CHALLENGE:
Tally the lines of the listing that contain the string "controlled". Give the number and nothing else.

ENTRIES SUPPLIED:
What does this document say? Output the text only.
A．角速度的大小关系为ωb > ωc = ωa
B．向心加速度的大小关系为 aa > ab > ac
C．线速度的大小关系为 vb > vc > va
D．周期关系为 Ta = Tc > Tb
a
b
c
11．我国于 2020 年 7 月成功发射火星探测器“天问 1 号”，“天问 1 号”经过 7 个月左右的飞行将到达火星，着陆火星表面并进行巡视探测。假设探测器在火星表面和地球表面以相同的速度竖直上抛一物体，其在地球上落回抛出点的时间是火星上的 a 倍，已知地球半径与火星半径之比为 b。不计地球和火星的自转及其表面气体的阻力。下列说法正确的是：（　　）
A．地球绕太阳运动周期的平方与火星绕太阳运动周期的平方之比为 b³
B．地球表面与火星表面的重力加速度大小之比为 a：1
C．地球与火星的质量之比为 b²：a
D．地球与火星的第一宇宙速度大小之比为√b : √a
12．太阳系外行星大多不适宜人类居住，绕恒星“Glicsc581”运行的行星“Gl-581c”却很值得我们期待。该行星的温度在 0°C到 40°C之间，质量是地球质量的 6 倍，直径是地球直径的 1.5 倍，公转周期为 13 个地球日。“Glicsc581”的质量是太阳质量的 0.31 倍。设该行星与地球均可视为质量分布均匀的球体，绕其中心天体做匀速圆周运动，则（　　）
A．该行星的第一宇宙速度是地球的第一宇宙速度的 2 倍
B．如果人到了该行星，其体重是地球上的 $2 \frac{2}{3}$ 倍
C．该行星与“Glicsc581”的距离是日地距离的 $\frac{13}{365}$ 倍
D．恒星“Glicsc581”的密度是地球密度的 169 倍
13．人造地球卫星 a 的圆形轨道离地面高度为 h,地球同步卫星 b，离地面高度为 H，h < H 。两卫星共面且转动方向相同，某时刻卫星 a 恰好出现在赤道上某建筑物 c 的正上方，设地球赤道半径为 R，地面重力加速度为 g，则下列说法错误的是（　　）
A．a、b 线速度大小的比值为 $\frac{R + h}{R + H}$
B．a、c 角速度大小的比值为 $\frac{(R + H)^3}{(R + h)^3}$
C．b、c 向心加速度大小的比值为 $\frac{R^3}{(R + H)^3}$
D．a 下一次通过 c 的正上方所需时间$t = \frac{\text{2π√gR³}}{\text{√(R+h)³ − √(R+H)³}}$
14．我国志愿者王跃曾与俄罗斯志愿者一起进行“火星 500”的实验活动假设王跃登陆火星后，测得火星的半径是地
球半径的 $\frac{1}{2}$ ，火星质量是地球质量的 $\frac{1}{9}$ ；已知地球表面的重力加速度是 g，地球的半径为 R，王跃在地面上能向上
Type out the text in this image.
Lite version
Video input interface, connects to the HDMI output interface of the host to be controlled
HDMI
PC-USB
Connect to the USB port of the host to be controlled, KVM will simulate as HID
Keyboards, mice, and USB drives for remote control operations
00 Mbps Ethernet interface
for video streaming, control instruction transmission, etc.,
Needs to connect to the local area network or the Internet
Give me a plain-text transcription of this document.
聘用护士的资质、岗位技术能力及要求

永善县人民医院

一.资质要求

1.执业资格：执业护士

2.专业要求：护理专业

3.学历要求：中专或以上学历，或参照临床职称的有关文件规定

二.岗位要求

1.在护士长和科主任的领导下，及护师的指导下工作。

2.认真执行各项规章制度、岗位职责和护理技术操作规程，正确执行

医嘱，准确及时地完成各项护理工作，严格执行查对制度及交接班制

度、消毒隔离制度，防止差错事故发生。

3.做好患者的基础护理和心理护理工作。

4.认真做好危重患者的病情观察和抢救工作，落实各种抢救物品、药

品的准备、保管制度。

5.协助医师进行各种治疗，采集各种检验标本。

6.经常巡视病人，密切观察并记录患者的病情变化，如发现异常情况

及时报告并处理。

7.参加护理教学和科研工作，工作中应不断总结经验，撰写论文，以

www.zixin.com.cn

SOLUTION TO THIS PROBLEM:
2